TO BE DONE:
Copy out the complete listing, word for word.

— start of PROVIDED RECORDS —

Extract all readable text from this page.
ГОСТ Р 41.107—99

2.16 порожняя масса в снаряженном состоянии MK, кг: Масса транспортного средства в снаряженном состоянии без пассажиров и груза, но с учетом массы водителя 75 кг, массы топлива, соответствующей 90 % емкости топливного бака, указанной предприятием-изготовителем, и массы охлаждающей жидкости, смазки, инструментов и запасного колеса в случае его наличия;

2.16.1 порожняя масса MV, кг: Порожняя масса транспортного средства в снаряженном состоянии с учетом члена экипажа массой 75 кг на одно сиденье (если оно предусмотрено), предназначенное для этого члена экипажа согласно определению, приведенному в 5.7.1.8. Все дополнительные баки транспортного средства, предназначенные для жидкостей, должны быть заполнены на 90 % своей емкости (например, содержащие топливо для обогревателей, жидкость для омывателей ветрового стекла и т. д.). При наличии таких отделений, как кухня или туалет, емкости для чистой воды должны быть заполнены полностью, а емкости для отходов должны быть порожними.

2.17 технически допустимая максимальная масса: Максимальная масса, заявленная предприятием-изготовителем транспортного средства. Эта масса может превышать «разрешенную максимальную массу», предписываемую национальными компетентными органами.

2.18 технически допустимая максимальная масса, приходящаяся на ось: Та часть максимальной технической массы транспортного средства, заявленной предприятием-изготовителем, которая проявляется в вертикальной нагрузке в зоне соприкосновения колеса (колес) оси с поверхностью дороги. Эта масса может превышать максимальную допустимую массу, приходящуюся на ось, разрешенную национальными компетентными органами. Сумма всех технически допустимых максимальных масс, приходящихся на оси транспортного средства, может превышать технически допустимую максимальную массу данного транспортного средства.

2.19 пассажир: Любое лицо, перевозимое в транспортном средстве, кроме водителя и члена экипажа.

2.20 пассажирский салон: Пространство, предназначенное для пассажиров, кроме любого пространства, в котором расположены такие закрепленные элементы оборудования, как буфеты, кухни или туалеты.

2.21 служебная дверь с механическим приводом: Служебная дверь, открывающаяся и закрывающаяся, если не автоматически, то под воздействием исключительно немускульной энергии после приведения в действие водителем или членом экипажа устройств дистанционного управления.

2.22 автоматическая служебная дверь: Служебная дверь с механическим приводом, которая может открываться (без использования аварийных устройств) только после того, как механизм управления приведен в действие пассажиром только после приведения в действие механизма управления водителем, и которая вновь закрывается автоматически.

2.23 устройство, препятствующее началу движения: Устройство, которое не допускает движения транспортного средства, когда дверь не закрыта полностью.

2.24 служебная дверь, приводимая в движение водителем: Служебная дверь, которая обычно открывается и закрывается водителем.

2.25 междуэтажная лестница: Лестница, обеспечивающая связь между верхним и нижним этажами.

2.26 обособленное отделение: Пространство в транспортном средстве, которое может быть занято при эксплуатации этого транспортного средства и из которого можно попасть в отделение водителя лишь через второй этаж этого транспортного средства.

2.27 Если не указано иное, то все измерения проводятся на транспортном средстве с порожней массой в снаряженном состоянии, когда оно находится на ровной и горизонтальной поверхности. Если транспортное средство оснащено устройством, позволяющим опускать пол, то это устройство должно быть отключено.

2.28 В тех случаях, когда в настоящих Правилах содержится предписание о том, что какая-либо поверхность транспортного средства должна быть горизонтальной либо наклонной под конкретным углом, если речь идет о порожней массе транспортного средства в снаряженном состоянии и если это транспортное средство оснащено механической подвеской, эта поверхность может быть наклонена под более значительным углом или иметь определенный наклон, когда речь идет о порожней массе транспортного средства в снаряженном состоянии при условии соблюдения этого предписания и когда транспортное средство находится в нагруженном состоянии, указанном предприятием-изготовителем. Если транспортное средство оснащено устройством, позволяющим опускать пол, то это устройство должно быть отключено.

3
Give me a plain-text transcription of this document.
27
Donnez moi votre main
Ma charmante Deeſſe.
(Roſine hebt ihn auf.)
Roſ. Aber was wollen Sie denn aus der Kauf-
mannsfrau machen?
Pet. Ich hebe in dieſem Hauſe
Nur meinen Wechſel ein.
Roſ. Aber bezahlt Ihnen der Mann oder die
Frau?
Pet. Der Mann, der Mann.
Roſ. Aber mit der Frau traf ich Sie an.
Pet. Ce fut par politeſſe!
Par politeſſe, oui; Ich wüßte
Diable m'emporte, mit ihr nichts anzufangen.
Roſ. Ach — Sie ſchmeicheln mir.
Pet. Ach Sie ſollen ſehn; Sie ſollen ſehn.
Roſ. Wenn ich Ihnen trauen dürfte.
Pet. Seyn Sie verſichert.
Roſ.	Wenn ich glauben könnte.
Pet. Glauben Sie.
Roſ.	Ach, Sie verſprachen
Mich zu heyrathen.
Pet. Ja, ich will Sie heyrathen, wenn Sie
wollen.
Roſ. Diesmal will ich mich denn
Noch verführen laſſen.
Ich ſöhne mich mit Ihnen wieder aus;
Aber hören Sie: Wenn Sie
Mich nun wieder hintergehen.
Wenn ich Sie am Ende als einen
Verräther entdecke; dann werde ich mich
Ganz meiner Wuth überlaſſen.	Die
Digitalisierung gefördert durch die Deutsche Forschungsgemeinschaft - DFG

— end of PROVIDED RECORDS —

PROBLEM SOLUTION:
Extract all readable text from this page.
ГОСТ Р 41.107—99

2.16 порожняя масса в снаряженном состоянии MK, кг: Масса транспортного средства в снаряженном состоянии без пассажиров и груза, но с учетом массы водителя 75 кг, массы топлива, соответствующей 90 % емкости топливного бака, указанной предприятием-изготовителем, и массы охлаждающей жидкости, смазки, инструментов и запасного колеса в случае его наличия;

2.16.1 порожняя масса MV, кг: Порожняя масса транспортного средства в снаряженном состоянии с учетом члена экипажа массой 75 кг на одно сиденье (если оно предусмотрено), предназначенное для этого члена экипажа согласно определению, приведенному в 5.7.1.8. Все дополнительные баки транспортного средства, предназначенные для жидкостей, должны быть заполнены на 90 % своей емкости (например, содержащие топливо для обогревателей, жидкость для омывателей ветрового стекла и т. д.). При наличии таких отделений, как кухня или туалет, емкости для чистой воды должны быть заполнены полностью, а емкости для отходов должны быть порожними.

2.17 технически допустимая максимальная масса: Максимальная масса, заявленная предприятием-изготовителем транспортного средства. Эта масса может превышать «разрешенную максимальную массу», предписываемую национальными компетентными органами.

2.18 технически допустимая максимальная масса, приходящаяся на ось: Та часть максимальной технической массы транспортного средства, заявленной предприятием-изготовителем, которая проявляется в вертикальной нагрузке в зоне соприкосновения колеса (колес) оси с поверхностью дороги. Эта масса может превышать максимальную допустимую массу, приходящуюся на ось, разрешенную национальными компетентными органами. Сумма всех технически допустимых максимальных масс, приходящихся на оси транспортного средства, может превышать технически допустимую максимальную массу данного транспортного средства.

2.19 пассажир: Любое лицо, перевозимое в транспортном средстве, кроме водителя и члена экипажа.

2.20 пассажирский салон: Пространство, предназначенное для пассажиров, кроме любого пространства, в котором расположены такие закрепленные элементы оборудования, как буфеты, кухни или туалеты.

2.21 служебная дверь с механическим приводом: Служебная дверь, открывающаяся и закрывающаяся, если не автоматически, то под воздействием исключительно немускульной энергии после приведения в действие водителем или членом экипажа устройств дистанционного управления.

2.22 автоматическая служебная дверь: Служебная дверь с механическим приводом, которая может открываться (без использования аварийных устройств) только после того, как механизм управления приведен в действие пассажиром только после приведения в действие механизма управления водителем, и которая вновь закрывается автоматически.

2.23 устройство, препятствующее началу движения: Устройство, которое не допускает движения транспортного средства, когда дверь не закрыта полностью.

2.24 служебная дверь, приводимая в движение водителем: Служебная дверь, которая обычно открывается и закрывается водителем.

2.25 междуэтажная лестница: Лестница, обеспечивающая связь между верхним и нижним этажами.

2.26 обособленное отделение: Пространство в транспортном средстве, которое может быть занято при эксплуатации этого транспортного средства и из которого можно попасть в отделение водителя лишь через второй этаж этого транспортного средства.

2.27 Если не указано иное, то все измерения проводятся на транспортном средстве с порожней массой в снаряженном состоянии, когда оно находится на ровной и горизонтальной поверхности. Если транспортное средство оснащено устройством, позволяющим опускать пол, то это устройство должно быть отключено.

2.28 В тех случаях, когда в настоящих Правилах содержится предписание о том, что какая-либо поверхность транспортного средства должна быть горизонтальной либо наклонной под конкретным углом, если речь идет о порожней массе транспортного средства в снаряженном состоянии и если это транспортное средство оснащено механической подвеской, эта поверхность может быть наклонена под более значительным углом или иметь определенный наклон, когда речь идет о порожней массе транспортного средства в снаряженном состоянии при условии соблюдения этого предписания и когда транспортное средство находится в нагруженном состоянии, указанном предприятием-изготовителем. Если транспортное средство оснащено устройством, позволяющим опускать пол, то это устройство должно быть отключено.

3
Give me a plain-text transcription of this document.
27
Donnez moi votre main
Ma charmante Deeſſe.
(Roſine hebt ihn auf.)
Roſ. Aber was wollen Sie denn aus der Kauf-
mannsfrau machen?
Pet. Ich hebe in dieſem Hauſe
Nur meinen Wechſel ein.
Roſ. Aber bezahlt Ihnen der Mann oder die
Frau?
Pet. Der Mann, der Mann.
Roſ. Aber mit der Frau traf ich Sie an.
Pet. Ce fut par politeſſe!
Par politeſſe, oui; Ich wüßte
Diable m'emporte, mit ihr nichts anzufangen.
Roſ. Ach — Sie ſchmeicheln mir.
Pet. Ach Sie ſollen ſehn; Sie ſollen ſehn.
Roſ. Wenn ich Ihnen trauen dürfte.
Pet. Seyn Sie verſichert.
Roſ.	Wenn ich glauben könnte.
Pet. Glauben Sie.
Roſ.	Ach, Sie verſprachen
Mich zu heyrathen.
Pet. Ja, ich will Sie heyrathen, wenn Sie
wollen.
Roſ. Diesmal will ich mich denn
Noch verführen laſſen.
Ich ſöhne mich mit Ihnen wieder aus;
Aber hören Sie: Wenn Sie
Mich nun wieder hintergehen.
Wenn ich Sie am Ende als einen
Verräther entdecke; dann werde ich mich
Ganz meiner Wuth überlaſſen.	Die
Digitalisierung gefördert durch die Deutsche Forschungsgemeinschaft - DFG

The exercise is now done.